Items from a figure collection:
## start

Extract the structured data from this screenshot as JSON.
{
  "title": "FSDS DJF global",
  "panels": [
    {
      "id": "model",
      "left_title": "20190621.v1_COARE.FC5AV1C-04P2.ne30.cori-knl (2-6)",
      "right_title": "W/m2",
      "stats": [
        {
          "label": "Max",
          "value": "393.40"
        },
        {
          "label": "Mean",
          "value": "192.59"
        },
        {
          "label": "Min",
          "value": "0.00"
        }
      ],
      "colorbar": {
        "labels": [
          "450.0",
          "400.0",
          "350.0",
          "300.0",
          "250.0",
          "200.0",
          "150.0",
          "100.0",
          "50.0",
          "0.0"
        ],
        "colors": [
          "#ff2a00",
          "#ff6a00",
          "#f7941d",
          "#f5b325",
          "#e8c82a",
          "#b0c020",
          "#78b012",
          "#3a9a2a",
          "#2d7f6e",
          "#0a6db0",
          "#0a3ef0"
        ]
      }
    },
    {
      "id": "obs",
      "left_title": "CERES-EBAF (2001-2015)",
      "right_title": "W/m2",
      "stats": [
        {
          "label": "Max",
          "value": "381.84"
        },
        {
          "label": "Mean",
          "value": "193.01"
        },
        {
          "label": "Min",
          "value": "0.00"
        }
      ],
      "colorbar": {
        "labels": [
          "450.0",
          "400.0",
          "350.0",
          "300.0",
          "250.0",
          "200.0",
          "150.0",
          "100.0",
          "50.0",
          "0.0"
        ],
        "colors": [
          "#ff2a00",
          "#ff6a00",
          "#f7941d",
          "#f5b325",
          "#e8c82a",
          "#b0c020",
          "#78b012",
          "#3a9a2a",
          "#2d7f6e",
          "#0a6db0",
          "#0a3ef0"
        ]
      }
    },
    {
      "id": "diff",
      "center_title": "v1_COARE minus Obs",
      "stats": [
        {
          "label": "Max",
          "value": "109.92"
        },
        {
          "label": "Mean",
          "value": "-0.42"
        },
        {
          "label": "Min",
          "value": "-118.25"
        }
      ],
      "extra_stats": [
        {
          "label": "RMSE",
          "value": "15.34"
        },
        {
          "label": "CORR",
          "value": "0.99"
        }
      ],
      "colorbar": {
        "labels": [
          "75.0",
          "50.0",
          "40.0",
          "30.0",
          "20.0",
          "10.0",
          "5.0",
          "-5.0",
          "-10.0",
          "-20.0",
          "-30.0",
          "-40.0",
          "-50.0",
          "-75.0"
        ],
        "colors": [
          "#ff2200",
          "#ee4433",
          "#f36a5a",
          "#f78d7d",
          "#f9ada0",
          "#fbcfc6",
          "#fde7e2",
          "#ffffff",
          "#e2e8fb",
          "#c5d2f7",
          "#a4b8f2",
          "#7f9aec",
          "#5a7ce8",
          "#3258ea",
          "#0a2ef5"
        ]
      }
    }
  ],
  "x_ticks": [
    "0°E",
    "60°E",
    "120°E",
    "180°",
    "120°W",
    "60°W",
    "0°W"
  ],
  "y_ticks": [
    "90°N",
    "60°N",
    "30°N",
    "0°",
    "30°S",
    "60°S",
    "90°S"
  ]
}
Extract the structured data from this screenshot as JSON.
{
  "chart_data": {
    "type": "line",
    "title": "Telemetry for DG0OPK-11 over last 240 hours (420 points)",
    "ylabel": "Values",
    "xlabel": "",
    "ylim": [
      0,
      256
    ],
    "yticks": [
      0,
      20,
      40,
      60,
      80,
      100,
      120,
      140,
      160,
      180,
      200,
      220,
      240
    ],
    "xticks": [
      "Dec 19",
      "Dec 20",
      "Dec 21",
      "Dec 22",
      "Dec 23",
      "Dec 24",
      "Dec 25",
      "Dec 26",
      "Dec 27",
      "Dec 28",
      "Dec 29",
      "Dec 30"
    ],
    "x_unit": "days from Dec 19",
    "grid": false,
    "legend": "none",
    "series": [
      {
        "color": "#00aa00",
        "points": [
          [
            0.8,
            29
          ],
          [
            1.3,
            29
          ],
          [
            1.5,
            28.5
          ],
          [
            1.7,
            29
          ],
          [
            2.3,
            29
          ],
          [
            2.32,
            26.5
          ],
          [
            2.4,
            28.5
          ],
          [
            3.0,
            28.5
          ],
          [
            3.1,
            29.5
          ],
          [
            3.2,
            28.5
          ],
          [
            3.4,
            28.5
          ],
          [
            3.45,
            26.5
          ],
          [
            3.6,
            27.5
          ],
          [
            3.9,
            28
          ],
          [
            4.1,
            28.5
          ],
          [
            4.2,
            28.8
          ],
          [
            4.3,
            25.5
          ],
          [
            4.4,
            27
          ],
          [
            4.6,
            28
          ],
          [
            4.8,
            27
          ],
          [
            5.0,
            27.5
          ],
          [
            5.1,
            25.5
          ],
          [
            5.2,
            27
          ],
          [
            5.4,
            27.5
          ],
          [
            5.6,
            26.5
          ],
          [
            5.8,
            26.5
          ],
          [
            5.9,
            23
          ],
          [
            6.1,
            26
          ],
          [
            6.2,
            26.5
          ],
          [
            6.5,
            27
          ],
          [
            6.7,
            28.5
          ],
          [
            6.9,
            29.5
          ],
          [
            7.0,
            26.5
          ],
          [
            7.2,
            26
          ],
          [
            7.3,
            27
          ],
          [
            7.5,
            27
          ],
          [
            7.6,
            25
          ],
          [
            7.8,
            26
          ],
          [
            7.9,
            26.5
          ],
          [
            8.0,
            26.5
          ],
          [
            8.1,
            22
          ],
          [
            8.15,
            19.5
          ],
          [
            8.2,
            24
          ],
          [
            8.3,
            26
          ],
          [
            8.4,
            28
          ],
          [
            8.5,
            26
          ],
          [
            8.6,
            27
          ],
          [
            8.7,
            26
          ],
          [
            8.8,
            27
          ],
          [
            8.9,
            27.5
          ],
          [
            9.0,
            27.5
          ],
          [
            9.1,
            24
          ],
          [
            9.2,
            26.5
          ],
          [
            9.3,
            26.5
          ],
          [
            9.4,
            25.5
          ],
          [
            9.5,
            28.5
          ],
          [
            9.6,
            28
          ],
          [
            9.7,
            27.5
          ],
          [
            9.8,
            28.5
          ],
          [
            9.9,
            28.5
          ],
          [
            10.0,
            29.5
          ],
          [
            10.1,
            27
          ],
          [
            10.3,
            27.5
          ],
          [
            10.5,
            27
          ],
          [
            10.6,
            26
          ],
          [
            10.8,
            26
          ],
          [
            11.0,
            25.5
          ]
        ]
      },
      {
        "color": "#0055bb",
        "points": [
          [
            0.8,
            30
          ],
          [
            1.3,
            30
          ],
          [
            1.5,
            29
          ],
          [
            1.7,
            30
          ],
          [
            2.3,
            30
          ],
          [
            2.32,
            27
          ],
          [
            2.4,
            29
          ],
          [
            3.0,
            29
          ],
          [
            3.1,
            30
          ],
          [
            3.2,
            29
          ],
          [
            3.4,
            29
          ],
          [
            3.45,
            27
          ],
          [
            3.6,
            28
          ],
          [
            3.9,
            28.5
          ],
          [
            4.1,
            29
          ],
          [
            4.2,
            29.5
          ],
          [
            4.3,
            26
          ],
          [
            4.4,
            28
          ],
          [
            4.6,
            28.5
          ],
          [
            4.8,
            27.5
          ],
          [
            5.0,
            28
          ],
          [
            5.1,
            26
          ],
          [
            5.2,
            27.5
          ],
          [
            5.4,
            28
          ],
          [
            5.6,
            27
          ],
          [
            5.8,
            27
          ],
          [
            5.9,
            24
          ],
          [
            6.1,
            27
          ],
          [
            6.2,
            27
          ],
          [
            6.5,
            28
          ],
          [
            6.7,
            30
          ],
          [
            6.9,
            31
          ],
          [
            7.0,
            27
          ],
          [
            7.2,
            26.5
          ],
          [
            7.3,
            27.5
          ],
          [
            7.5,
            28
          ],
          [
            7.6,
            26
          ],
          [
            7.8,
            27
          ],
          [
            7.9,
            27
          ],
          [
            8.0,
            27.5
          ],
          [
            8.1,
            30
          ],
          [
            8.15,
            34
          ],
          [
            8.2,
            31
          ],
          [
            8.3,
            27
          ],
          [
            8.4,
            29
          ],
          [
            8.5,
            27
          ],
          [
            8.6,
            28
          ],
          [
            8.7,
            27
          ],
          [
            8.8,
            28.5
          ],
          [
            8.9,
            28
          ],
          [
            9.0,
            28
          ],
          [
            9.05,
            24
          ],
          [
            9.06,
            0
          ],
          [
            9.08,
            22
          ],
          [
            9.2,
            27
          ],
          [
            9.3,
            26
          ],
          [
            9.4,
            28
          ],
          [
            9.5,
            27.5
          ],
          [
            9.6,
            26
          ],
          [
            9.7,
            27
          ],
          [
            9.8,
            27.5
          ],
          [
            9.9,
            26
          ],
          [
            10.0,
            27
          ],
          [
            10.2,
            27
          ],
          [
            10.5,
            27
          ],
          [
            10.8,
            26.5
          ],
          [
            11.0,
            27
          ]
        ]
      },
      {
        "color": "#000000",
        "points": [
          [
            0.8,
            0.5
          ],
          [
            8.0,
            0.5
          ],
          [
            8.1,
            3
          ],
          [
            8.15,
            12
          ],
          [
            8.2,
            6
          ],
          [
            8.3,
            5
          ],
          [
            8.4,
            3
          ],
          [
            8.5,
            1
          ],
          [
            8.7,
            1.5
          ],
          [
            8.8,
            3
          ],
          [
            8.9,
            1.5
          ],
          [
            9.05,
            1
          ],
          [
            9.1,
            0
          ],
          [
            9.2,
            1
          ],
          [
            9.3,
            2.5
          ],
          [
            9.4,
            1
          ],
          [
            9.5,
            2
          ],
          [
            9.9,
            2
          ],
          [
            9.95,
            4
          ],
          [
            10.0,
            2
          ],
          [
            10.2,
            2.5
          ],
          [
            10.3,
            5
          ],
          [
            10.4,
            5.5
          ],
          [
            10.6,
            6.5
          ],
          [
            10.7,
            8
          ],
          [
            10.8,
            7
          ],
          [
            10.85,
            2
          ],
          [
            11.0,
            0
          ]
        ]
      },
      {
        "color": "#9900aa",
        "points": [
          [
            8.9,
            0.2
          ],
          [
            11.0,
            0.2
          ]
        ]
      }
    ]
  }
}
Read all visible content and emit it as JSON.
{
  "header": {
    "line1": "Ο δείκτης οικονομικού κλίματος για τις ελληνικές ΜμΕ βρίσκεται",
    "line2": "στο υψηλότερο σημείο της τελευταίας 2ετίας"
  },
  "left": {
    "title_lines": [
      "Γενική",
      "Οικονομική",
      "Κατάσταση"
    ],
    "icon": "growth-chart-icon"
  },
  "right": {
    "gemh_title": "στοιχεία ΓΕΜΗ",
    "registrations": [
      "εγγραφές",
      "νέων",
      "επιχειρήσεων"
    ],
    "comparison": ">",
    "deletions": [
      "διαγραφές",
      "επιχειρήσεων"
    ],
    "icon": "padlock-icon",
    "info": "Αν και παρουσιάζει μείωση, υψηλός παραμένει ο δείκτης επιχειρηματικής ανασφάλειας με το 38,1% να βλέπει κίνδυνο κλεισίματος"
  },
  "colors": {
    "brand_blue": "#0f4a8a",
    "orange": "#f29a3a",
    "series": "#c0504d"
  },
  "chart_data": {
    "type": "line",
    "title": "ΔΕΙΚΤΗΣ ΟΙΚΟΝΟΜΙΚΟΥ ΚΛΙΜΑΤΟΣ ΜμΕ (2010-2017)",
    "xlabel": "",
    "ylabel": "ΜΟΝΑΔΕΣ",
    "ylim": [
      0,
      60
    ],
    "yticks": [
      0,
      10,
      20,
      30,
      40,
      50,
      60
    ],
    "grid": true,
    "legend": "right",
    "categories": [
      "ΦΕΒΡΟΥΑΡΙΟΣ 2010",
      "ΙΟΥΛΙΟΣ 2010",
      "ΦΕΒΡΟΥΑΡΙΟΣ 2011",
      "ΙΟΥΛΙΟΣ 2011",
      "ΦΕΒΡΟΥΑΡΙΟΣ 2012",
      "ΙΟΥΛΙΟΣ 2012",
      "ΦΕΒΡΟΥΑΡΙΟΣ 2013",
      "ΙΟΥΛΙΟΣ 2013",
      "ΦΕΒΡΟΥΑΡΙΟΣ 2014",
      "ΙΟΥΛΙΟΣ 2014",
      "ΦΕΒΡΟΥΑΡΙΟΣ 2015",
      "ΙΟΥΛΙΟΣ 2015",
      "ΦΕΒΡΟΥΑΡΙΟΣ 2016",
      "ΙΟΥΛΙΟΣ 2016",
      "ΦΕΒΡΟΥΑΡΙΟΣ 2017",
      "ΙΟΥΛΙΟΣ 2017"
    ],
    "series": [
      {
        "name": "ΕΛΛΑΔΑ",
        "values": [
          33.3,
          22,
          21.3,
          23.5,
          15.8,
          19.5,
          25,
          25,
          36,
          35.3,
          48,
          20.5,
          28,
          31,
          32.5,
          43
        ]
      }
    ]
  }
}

## end

◆ Requirements: Every line from the one containing "Read all visible content and emit it as JSON." through the end of the entries above must be echoed exactly, with both ends kept.

◆ Final answer:
Read all visible content and emit it as JSON.
{
  "header": {
    "line1": "Ο δείκτης οικονομικού κλίματος για τις ελληνικές ΜμΕ βρίσκεται",
    "line2": "στο υψηλότερο σημείο της τελευταίας 2ετίας"
  },
  "left": {
    "title_lines": [
      "Γενική",
      "Οικονομική",
      "Κατάσταση"
    ],
    "icon": "growth-chart-icon"
  },
  "right": {
    "gemh_title": "στοιχεία ΓΕΜΗ",
    "registrations": [
      "εγγραφές",
      "νέων",
      "επιχειρήσεων"
    ],
    "comparison": ">",
    "deletions": [
      "διαγραφές",
      "επιχειρήσεων"
    ],
    "icon": "padlock-icon",
    "info": "Αν και παρουσιάζει μείωση, υψηλός παραμένει ο δείκτης επιχειρηματικής ανασφάλειας με το 38,1% να βλέπει κίνδυνο κλεισίματος"
  },
  "colors": {
    "brand_blue": "#0f4a8a",
    "orange": "#f29a3a",
    "series": "#c0504d"
  },
  "chart_data": {
    "type": "line",
    "title": "ΔΕΙΚΤΗΣ ΟΙΚΟΝΟΜΙΚΟΥ ΚΛΙΜΑΤΟΣ ΜμΕ (2010-2017)",
    "xlabel": "",
    "ylabel": "ΜΟΝΑΔΕΣ",
    "ylim": [
      0,
      60
    ],
    "yticks": [
      0,
      10,
      20,
      30,
      40,
      50,
      60
    ],
    "grid": true,
    "legend": "right",
    "categories": [
      "ΦΕΒΡΟΥΑΡΙΟΣ 2010",
      "ΙΟΥΛΙΟΣ 2010",
      "ΦΕΒΡΟΥΑΡΙΟΣ 2011",
      "ΙΟΥΛΙΟΣ 2011",
      "ΦΕΒΡΟΥΑΡΙΟΣ 2012",
      "ΙΟΥΛΙΟΣ 2012",
      "ΦΕΒΡΟΥΑΡΙΟΣ 2013",
      "ΙΟΥΛΙΟΣ 2013",
      "ΦΕΒΡΟΥΑΡΙΟΣ 2014",
      "ΙΟΥΛΙΟΣ 2014",
      "ΦΕΒΡΟΥΑΡΙΟΣ 2015",
      "ΙΟΥΛΙΟΣ 2015",
      "ΦΕΒΡΟΥΑΡΙΟΣ 2016",
      "ΙΟΥΛΙΟΣ 2016",
      "ΦΕΒΡΟΥΑΡΙΟΣ 2017",
      "ΙΟΥΛΙΟΣ 2017"
    ],
    "series": [
      {
        "name": "ΕΛΛΑΔΑ",
        "values": [
          33.3,
          22,
          21.3,
          23.5,
          15.8,
          19.5,
          25,
          25,
          36,
          35.3,
          48,
          20.5,
          28,
          31,
          32.5,
          43
        ]
      }
    ]
  }
}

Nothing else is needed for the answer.